▸ Supplied material

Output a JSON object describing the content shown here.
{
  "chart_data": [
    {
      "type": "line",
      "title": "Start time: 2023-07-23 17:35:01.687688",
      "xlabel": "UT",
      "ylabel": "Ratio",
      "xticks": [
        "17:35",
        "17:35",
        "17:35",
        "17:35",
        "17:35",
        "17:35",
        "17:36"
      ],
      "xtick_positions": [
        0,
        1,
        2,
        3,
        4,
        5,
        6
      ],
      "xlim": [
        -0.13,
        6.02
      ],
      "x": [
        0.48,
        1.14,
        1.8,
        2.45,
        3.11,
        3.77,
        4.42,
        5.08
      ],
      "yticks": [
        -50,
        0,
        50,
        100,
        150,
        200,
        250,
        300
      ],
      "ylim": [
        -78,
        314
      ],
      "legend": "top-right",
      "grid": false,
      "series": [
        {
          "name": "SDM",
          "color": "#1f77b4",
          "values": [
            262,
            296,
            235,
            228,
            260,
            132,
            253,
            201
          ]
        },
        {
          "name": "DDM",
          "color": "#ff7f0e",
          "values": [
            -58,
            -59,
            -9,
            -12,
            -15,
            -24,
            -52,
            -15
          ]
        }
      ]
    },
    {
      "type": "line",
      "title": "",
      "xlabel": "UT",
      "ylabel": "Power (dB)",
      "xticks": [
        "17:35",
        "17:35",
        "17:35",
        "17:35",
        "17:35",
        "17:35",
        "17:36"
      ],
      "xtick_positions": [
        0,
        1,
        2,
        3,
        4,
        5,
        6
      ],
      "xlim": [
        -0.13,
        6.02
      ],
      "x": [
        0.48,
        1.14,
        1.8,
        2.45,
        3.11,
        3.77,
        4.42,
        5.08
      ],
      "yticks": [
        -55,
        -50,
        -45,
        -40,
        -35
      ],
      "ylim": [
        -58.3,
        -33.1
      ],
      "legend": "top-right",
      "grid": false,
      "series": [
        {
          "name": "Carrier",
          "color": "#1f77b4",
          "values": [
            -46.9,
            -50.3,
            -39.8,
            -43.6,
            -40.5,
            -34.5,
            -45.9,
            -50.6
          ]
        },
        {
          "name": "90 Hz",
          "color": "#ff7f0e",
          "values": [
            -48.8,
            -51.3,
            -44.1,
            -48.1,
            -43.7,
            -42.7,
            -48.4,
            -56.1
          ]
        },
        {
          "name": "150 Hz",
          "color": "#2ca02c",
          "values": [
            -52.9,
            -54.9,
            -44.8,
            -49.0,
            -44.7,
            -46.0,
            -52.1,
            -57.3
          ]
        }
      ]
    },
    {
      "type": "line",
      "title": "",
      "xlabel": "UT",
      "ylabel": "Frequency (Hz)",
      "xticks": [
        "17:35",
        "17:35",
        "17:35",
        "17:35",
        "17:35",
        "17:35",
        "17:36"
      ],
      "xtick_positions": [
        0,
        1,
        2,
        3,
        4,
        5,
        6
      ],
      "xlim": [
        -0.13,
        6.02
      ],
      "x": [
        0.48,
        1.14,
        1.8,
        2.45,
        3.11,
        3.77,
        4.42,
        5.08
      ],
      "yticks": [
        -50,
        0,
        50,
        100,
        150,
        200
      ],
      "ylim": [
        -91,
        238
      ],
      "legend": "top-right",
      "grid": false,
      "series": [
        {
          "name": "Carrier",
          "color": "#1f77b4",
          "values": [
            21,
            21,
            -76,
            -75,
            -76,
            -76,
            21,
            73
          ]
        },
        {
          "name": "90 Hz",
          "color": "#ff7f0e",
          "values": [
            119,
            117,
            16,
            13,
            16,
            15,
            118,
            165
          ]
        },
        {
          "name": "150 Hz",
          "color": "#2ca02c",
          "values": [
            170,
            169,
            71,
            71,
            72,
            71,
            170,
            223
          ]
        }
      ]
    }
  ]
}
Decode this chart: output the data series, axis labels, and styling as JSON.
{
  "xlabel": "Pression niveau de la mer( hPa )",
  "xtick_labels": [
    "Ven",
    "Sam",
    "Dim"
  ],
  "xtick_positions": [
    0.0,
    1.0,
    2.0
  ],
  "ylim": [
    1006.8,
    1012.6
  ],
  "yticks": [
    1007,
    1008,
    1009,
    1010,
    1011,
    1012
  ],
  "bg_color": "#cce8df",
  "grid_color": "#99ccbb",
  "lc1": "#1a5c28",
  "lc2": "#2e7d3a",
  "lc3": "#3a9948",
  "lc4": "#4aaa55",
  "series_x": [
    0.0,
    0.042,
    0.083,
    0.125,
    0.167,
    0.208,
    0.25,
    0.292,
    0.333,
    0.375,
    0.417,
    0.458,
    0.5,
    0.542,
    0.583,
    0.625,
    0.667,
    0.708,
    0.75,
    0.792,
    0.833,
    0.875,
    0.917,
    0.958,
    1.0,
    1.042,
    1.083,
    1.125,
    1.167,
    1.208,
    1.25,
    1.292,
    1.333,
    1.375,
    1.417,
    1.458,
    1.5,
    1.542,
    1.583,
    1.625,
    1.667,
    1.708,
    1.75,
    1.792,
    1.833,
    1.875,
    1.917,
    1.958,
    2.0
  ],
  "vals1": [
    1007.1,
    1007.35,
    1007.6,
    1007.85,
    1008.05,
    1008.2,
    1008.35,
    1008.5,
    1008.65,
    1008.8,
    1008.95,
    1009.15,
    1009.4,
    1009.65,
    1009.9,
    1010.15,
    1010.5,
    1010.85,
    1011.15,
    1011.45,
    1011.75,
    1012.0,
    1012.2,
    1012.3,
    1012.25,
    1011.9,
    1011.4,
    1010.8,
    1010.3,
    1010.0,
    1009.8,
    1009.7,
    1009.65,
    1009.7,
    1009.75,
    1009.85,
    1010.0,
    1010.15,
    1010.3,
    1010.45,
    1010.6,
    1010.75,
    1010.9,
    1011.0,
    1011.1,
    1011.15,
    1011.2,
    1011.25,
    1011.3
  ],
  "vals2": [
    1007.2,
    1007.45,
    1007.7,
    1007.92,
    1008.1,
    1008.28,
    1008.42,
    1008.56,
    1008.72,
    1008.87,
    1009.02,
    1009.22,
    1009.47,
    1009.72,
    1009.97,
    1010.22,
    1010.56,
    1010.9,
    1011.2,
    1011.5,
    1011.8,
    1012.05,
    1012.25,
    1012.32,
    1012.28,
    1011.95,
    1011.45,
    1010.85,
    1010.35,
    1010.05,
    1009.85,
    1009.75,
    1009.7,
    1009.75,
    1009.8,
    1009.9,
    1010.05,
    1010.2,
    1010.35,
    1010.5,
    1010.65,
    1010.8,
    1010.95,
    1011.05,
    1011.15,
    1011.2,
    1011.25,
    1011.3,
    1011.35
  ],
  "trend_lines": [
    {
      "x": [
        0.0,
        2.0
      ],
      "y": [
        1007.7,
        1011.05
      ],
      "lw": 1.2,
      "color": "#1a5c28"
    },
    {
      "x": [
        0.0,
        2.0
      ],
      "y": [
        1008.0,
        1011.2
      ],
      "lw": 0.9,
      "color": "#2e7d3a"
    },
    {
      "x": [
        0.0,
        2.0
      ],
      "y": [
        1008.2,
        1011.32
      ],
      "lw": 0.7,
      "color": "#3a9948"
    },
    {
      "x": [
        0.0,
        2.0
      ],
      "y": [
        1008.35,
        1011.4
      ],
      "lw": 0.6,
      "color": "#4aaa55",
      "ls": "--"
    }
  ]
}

▸ What the exercise asks
Each line of the material should be duplicated exactly, please.

▸ Expected answer
Output a JSON object describing the content shown here.
{
  "chart_data": [
    {
      "type": "line",
      "title": "Start time: 2023-07-23 17:35:01.687688",
      "xlabel": "UT",
      "ylabel": "Ratio",
      "xticks": [
        "17:35",
        "17:35",
        "17:35",
        "17:35",
        "17:35",
        "17:35",
        "17:36"
      ],
      "xtick_positions": [
        0,
        1,
        2,
        3,
        4,
        5,
        6
      ],
      "xlim": [
        -0.13,
        6.02
      ],
      "x": [
        0.48,
        1.14,
        1.8,
        2.45,
        3.11,
        3.77,
        4.42,
        5.08
      ],
      "yticks": [
        -50,
        0,
        50,
        100,
        150,
        200,
        250,
        300
      ],
      "ylim": [
        -78,
        314
      ],
      "legend": "top-right",
      "grid": false,
      "series": [
        {
          "name": "SDM",
          "color": "#1f77b4",
          "values": [
            262,
            296,
            235,
            228,
            260,
            132,
            253,
            201
          ]
        },
        {
          "name": "DDM",
          "color": "#ff7f0e",
          "values": [
            -58,
            -59,
            -9,
            -12,
            -15,
            -24,
            -52,
            -15
          ]
        }
      ]
    },
    {
      "type": "line",
      "title": "",
      "xlabel": "UT",
      "ylabel": "Power (dB)",
      "xticks": [
        "17:35",
        "17:35",
        "17:35",
        "17:35",
        "17:35",
        "17:35",
        "17:36"
      ],
      "xtick_positions": [
        0,
        1,
        2,
        3,
        4,
        5,
        6
      ],
      "xlim": [
        -0.13,
        6.02
      ],
      "x": [
        0.48,
        1.14,
        1.8,
        2.45,
        3.11,
        3.77,
        4.42,
        5.08
      ],
      "yticks": [
        -55,
        -50,
        -45,
        -40,
        -35
      ],
      "ylim": [
        -58.3,
        -33.1
      ],
      "legend": "top-right",
      "grid": false,
      "series": [
        {
          "name": "Carrier",
          "color": "#1f77b4",
          "values": [
            -46.9,
            -50.3,
            -39.8,
            -43.6,
            -40.5,
            -34.5,
            -45.9,
            -50.6
          ]
        },
        {
          "name": "90 Hz",
          "color": "#ff7f0e",
          "values": [
            -48.8,
            -51.3,
            -44.1,
            -48.1,
            -43.7,
            -42.7,
            -48.4,
            -56.1
          ]
        },
        {
          "name": "150 Hz",
          "color": "#2ca02c",
          "values": [
            -52.9,
            -54.9,
            -44.8,
            -49.0,
            -44.7,
            -46.0,
            -52.1,
            -57.3
          ]
        }
      ]
    },
    {
      "type": "line",
      "title": "",
      "xlabel": "UT",
      "ylabel": "Frequency (Hz)",
      "xticks": [
        "17:35",
        "17:35",
        "17:35",
        "17:35",
        "17:35",
        "17:35",
        "17:36"
      ],
      "xtick_positions": [
        0,
        1,
        2,
        3,
        4,
        5,
        6
      ],
      "xlim": [
        -0.13,
        6.02
      ],
      "x": [
        0.48,
        1.14,
        1.8,
        2.45,
        3.11,
        3.77,
        4.42,
        5.08
      ],
      "yticks": [
        -50,
        0,
        50,
        100,
        150,
        200
      ],
      "ylim": [
        -91,
        238
      ],
      "legend": "top-right",
      "grid": false,
      "series": [
        {
          "name": "Carrier",
          "color": "#1f77b4",
          "values": [
            21,
            21,
            -76,
            -75,
            -76,
            -76,
            21,
            73
          ]
        },
        {
          "name": "90 Hz",
          "color": "#ff7f0e",
          "values": [
            119,
            117,
            16,
            13,
            16,
            15,
            118,
            165
          ]
        },
        {
          "name": "150 Hz",
          "color": "#2ca02c",
          "values": [
            170,
            169,
            71,
            71,
            72,
            71,
            170,
            223
          ]
        }
      ]
    }
  ]
}
Decode this chart: output the data series, axis labels, and styling as JSON.
{
  "xlabel": "Pression niveau de la mer( hPa )",
  "xtick_labels": [
    "Ven",
    "Sam",
    "Dim"
  ],
  "xtick_positions": [
    0.0,
    1.0,
    2.0
  ],
  "ylim": [
    1006.8,
    1012.6
  ],
  "yticks": [
    1007,
    1008,
    1009,
    1010,
    1011,
    1012
  ],
  "bg_color": "#cce8df",
  "grid_color": "#99ccbb",
  "lc1": "#1a5c28",
  "lc2": "#2e7d3a",
  "lc3": "#3a9948",
  "lc4": "#4aaa55",
  "series_x": [
    0.0,
    0.042,
    0.083,
    0.125,
    0.167,
    0.208,
    0.25,
    0.292,
    0.333,
    0.375,
    0.417,
    0.458,
    0.5,
    0.542,
    0.583,
    0.625,
    0.667,
    0.708,
    0.75,
    0.792,
    0.833,
    0.875,
    0.917,
    0.958,
    1.0,
    1.042,
    1.083,
    1.125,
    1.167,
    1.208,
    1.25,
    1.292,
    1.333,
    1.375,
    1.417,
    1.458,
    1.5,
    1.542,
    1.583,
    1.625,
    1.667,
    1.708,
    1.75,
    1.792,
    1.833,
    1.875,
    1.917,
    1.958,
    2.0
  ],
  "vals1": [
    1007.1,
    1007.35,
    1007.6,
    1007.85,
    1008.05,
    1008.2,
    1008.35,
    1008.5,
    1008.65,
    1008.8,
    1008.95,
    1009.15,
    1009.4,
    1009.65,
    1009.9,
    1010.15,
    1010.5,
    1010.85,
    1011.15,
    1011.45,
    1011.75,
    1012.0,
    1012.2,
    1012.3,
    1012.25,
    1011.9,
    1011.4,
    1010.8,
    1010.3,
    1010.0,
    1009.8,
    1009.7,
    1009.65,
    1009.7,
    1009.75,
    1009.85,
    1010.0,
    1010.15,
    1010.3,
    1010.45,
    1010.6,
    1010.75,
    1010.9,
    1011.0,
    1011.1,
    1011.15,
    1011.2,
    1011.25,
    1011.3
  ],
  "vals2": [
    1007.2,
    1007.45,
    1007.7,
    1007.92,
    1008.1,
    1008.28,
    1008.42,
    1008.56,
    1008.72,
    1008.87,
    1009.02,
    1009.22,
    1009.47,
    1009.72,
    1009.97,
    1010.22,
    1010.56,
    1010.9,
    1011.2,
    1011.5,
    1011.8,
    1012.05,
    1012.25,
    1012.32,
    1012.28,
    1011.95,
    1011.45,
    1010.85,
    1010.35,
    1010.05,
    1009.85,
    1009.75,
    1009.7,
    1009.75,
    1009.8,
    1009.9,
    1010.05,
    1010.2,
    1010.35,
    1010.5,
    1010.65,
    1010.8,
    1010.95,
    1011.05,
    1011.15,
    1011.2,
    1011.25,
    1011.3,
    1011.35
  ],
  "trend_lines": [
    {
      "x": [
        0.0,
        2.0
      ],
      "y": [
        1007.7,
        1011.05
      ],
      "lw": 1.2,
      "color": "#1a5c28"
    },
    {
      "x": [
        0.0,
        2.0
      ],
      "y": [
        1008.0,
        1011.2
      ],
      "lw": 0.9,
      "color": "#2e7d3a"
    },
    {
      "x": [
        0.0,
        2.0
      ],
      "y": [
        1008.2,
        1011.32
      ],
      "lw": 0.7,
      "color": "#3a9948"
    },
    {
      "x": [
        0.0,
        2.0
      ],
      "y": [
        1008.35,
        1011.4
      ],
      "lw": 0.6,
      "color": "#4aaa55",
      "ls": "--"
    }
  ]
}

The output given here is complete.